» **DIRECTION**
What is the number of lines in these entries that include "páginas"? Write that number and no other text.

» **DATASET CONTENT**
__________
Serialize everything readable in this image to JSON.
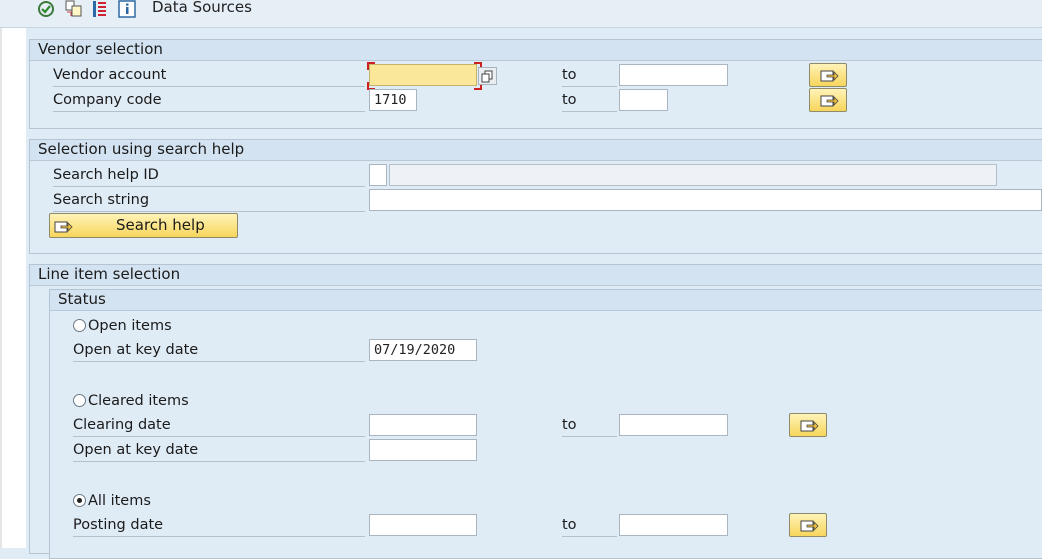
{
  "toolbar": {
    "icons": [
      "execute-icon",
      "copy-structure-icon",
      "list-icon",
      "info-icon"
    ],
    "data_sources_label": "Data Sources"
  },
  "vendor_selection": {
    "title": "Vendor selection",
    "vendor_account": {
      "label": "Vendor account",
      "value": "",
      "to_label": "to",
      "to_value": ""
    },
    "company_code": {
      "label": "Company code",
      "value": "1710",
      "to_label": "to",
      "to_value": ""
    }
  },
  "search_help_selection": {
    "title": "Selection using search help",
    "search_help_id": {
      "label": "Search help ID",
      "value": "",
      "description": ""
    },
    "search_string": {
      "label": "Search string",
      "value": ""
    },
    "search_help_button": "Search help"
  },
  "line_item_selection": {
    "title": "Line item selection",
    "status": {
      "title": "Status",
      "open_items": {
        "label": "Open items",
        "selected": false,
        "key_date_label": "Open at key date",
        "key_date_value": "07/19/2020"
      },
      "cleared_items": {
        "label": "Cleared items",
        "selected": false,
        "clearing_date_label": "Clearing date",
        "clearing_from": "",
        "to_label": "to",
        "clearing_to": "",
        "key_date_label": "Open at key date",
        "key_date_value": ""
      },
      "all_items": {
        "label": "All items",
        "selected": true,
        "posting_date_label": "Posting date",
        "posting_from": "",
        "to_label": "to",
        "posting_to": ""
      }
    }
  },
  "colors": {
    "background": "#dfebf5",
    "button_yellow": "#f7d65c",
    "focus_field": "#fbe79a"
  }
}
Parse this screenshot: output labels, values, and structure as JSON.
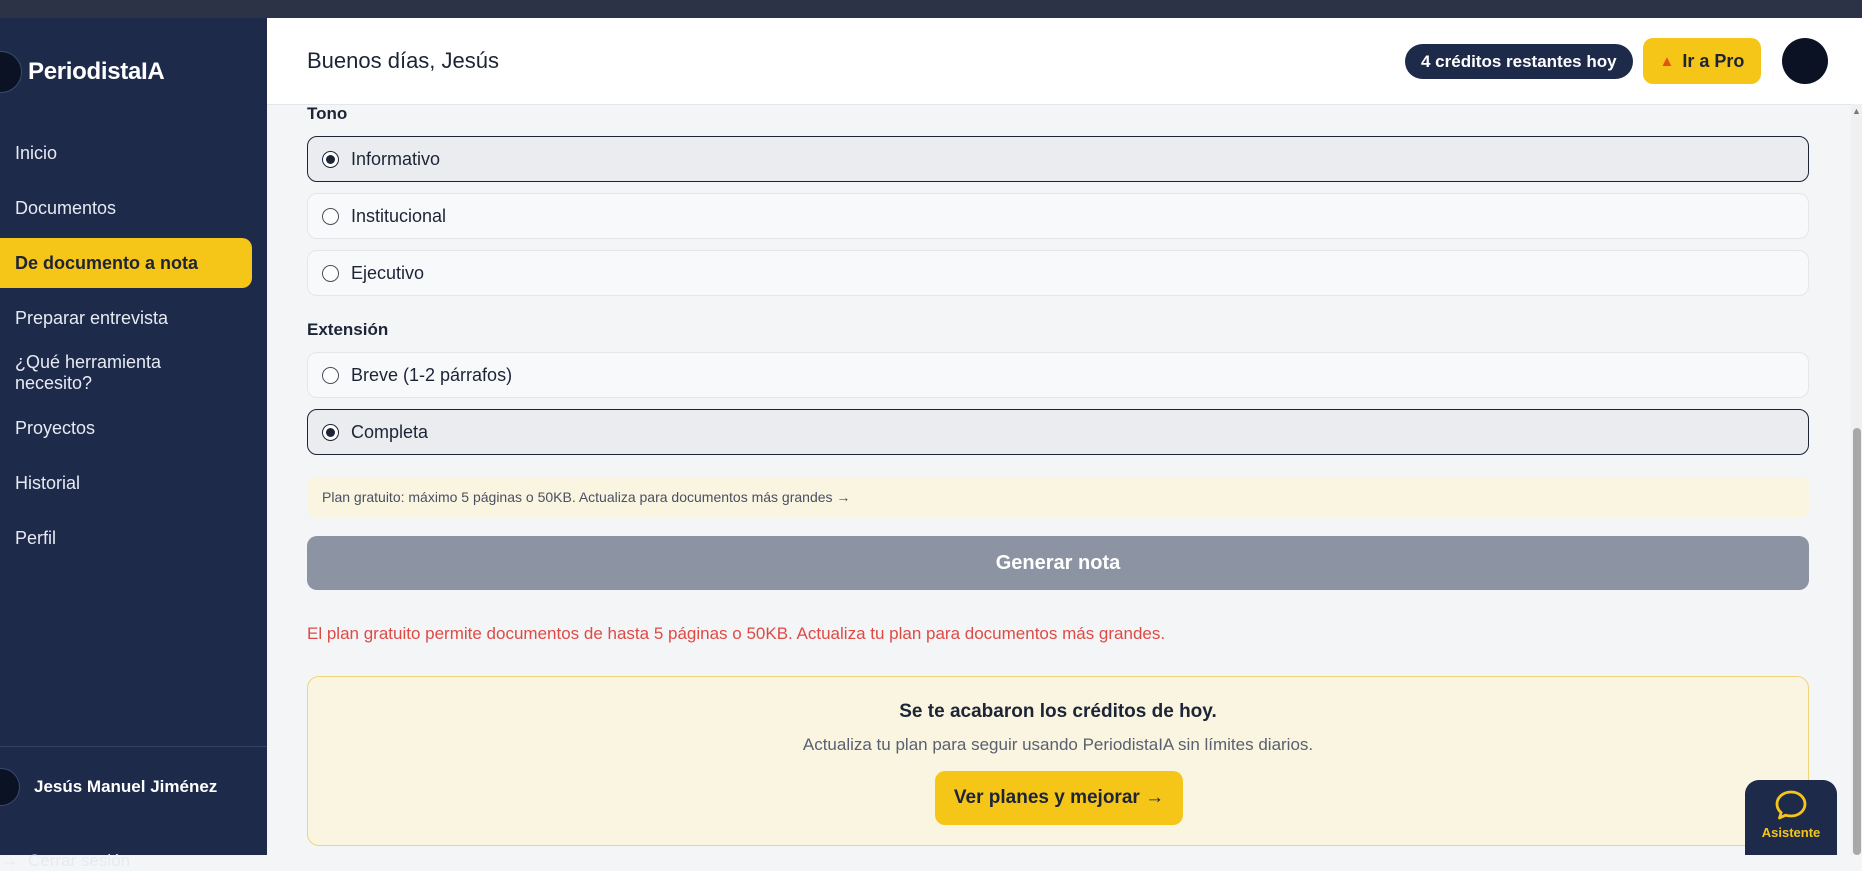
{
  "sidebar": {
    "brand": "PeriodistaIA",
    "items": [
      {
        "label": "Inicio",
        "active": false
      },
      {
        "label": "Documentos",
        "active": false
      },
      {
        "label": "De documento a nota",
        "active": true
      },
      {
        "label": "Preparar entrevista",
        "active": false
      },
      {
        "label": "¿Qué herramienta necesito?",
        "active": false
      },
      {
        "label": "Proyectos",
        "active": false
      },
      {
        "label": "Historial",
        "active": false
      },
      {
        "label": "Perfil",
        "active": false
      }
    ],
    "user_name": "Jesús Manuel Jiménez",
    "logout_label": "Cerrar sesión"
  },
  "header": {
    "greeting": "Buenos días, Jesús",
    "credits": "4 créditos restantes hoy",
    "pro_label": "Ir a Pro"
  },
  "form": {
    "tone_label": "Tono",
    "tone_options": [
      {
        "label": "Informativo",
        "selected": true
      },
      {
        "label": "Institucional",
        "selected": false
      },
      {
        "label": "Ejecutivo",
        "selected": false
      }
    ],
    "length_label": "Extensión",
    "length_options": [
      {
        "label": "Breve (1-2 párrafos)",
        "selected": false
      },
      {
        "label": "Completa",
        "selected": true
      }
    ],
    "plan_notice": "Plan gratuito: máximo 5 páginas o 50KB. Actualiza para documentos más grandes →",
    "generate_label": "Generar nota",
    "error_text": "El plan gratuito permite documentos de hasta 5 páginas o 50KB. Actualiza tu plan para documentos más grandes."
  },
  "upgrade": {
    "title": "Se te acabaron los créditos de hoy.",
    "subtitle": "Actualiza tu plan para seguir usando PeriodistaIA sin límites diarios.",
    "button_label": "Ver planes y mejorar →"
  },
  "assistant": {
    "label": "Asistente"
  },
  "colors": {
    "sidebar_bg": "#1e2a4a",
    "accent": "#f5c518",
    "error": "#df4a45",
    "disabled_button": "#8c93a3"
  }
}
__________
» **WRITTEN SOLUTION**
2